# Task details
Find each line with the word "this" in it, then give the total alone.
--- Records for the exercise ---
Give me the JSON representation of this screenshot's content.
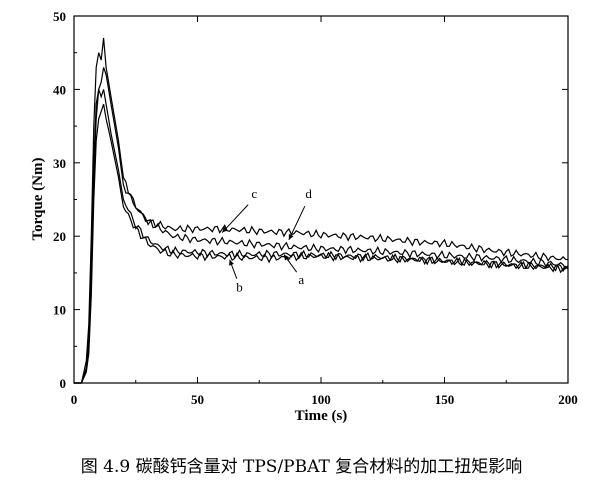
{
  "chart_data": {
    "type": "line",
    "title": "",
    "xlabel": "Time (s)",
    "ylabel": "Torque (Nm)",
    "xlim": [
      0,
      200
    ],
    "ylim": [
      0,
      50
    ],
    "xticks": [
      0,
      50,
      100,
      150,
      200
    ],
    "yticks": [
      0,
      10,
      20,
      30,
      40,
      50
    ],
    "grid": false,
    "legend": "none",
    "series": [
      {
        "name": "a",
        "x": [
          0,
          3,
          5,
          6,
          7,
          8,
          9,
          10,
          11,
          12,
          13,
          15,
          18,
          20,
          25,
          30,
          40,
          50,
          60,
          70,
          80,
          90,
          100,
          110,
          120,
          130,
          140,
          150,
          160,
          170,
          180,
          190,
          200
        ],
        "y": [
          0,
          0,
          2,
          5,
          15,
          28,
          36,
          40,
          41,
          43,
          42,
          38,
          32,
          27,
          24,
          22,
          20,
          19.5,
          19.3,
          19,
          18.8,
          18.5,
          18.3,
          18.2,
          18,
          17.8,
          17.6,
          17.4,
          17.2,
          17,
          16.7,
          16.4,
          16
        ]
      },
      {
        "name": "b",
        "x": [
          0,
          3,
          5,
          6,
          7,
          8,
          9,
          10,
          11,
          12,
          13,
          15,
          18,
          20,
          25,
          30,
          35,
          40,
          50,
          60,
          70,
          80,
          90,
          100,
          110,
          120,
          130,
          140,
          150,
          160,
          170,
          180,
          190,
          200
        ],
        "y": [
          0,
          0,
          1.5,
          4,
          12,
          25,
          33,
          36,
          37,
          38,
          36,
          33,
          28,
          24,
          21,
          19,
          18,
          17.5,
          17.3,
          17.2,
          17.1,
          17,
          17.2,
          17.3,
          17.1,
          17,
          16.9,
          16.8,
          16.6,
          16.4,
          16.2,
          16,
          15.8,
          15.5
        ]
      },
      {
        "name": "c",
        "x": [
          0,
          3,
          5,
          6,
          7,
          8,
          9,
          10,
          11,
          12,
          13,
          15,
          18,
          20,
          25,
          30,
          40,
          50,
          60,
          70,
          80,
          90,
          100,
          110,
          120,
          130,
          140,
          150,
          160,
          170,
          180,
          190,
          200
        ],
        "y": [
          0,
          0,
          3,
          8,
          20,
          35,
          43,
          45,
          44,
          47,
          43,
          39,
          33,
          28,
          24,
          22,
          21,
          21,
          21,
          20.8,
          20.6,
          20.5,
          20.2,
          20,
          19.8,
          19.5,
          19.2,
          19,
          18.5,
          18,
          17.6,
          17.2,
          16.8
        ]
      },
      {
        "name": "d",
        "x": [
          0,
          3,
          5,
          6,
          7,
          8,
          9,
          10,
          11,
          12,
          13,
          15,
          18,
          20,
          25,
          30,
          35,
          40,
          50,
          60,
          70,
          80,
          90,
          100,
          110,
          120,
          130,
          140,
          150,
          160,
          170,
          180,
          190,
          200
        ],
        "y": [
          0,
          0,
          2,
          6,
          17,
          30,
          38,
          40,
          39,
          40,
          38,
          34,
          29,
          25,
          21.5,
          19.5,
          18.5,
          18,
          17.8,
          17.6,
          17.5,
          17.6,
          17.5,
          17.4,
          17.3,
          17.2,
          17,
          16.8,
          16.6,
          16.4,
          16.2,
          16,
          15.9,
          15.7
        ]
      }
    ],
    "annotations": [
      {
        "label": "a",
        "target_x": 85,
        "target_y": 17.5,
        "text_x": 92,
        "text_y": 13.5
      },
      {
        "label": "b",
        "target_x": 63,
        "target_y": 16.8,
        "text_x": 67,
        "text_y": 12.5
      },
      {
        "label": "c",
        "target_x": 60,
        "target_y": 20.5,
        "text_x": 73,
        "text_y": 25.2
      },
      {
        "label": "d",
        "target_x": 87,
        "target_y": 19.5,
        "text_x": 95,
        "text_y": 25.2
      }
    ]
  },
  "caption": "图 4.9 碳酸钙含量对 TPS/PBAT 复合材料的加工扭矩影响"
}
---
--- Records for the exercise ---
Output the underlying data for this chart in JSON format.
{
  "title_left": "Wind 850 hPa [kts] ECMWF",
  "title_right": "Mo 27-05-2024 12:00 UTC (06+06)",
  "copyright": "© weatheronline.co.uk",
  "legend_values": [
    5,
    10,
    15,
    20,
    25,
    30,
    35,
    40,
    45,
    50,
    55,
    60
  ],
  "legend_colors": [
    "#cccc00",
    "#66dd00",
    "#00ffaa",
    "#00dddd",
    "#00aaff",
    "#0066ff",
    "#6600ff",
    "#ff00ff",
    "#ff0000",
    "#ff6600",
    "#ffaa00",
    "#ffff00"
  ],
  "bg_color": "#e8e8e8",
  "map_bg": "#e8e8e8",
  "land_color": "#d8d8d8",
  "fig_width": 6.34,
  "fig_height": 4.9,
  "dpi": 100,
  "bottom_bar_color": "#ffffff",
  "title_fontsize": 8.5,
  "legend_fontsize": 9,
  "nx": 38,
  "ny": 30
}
---
# Correct response
2